What you need to do:
Pull every line that holds the word "scolaires" from the entries.

───

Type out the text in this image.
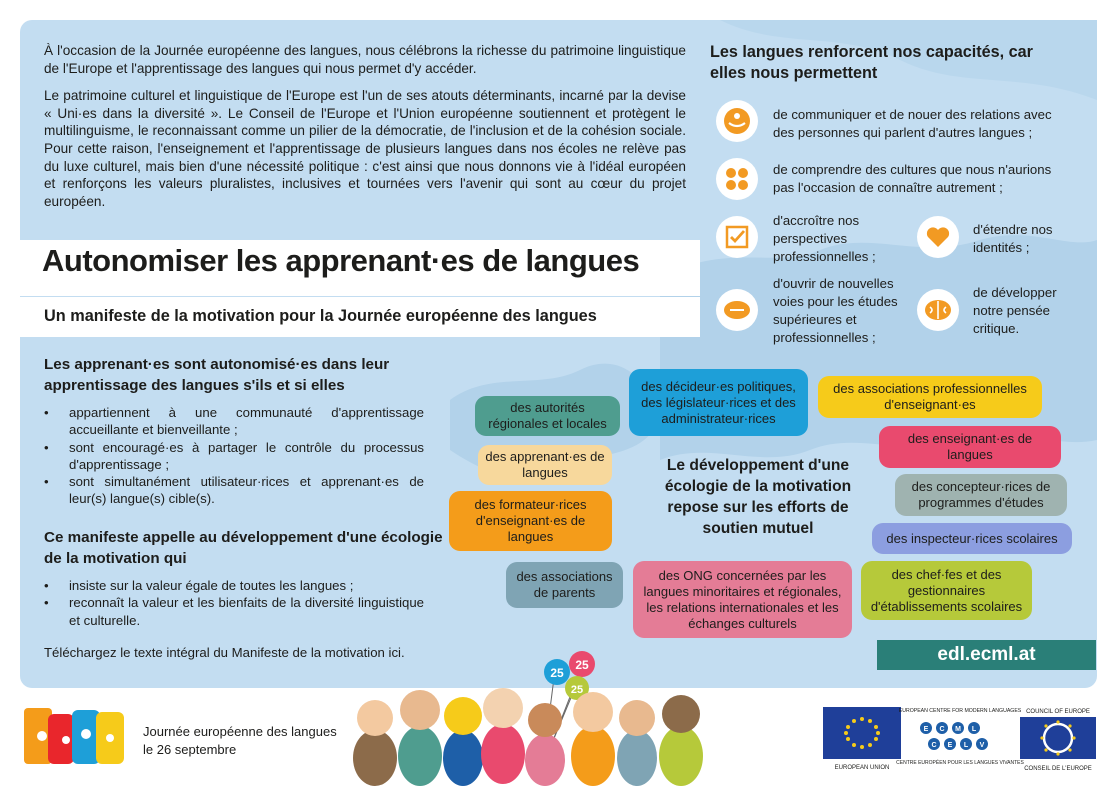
À l'occasion de la Journée européenne des langues, nous célébrons la richesse du patrimoine linguistique de l'Europe et l'apprentissage des langues qui nous permet d'y accéder.

Le patrimoine culturel et linguistique de l'Europe est l'un de ses atouts déterminants, incarné par la devise « Uni·es dans la diversité ». Le Conseil de l'Europe et l'Union européenne soutiennent et protègent le multilinguisme, le reconnaissant comme un pilier de la démocratie, de l'inclusion et de la cohésion sociale. Pour cette raison, l'enseignement et l'apprentissage de plusieurs langues dans nos écoles ne relève pas du luxe culturel, mais bien d'une nécessité politique : c'est ainsi que nous donnons vie à l'idéal européen et renforçons les valeurs pluralistes, inclusives et tournées vers l'avenir qui sont au cœur du projet européen.

Autonomiser les apprenant·es de langues
Un manifeste de la motivation pour la Journée européenne des langues
Les apprenant·es sont autonomisé·es dans leur apprentissage des langues s'ils et si elles
• appartiennent à une communauté d'apprentissage accueillante et bienveillante ;
• sont encouragé·es à partager le contrôle du processus d'apprentissage ;
• sont simultanément utilisateur·rices et apprenant·es de leur(s) langue(s) cible(s).
Ce manifeste appelle au développement d'une écologie de la motivation qui
• insiste sur la valeur égale de toutes les langues ;
• reconnaît la valeur et les bienfaits de la diversité linguistique et culturelle.

Téléchargez le texte intégral du Manifeste de la motivation ici.

Les langues renforcent nos capacités, car elles nous permettent

de communiquer et de nouer des relations avec des personnes qui parlent d'autres langues ;

de comprendre des cultures que nous n'aurions pas l'occasion de connaître autrement ;

d'accroître nos perspectives professionnelles ;

d'étendre nos identités ;

d'ouvrir de nouvelles voies pour les études supérieures et professionnelles ;

de développer notre pensée critique.

des autorités régionales et locales
des décideur·es politiques, des législateur·rices et des administrateur·rices
des associations professionnelles d'enseignant·es
des apprenant·es de langues
des enseignant·es de langues
des concepteur·rices de programmes d'études
des formateur·rices d'enseignant·es de langues	des inspecteur·rices scolaires
des associations de parents
des ONG concernées par les langues minoritaires et régionales, les relations internationales et les échanges culturels
des chef·fes et des gestionnaires d'établissements scolaires

Le développement d'une écologie de la motivation repose sur les efforts de soutien mutuel

edl.ecml.at
Journée européenne des langues
le 26 septembre
25
25
25
EUROPEAN UNION
EUROPEAN CENTRE FOR MODERN LANGUAGES
E C M L
C E L V
CENTRE EUROPÉEN POUR LES LANGUES VIVANTES
COUNCIL OF EUROPE
CONSEIL DE L'EUROPE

───

Solution to the problem:
des formateur·rices d'enseignant·es de langues	des inspecteur·rices scolaires
des chef·fes et des gestionnaires d'établissements scolaires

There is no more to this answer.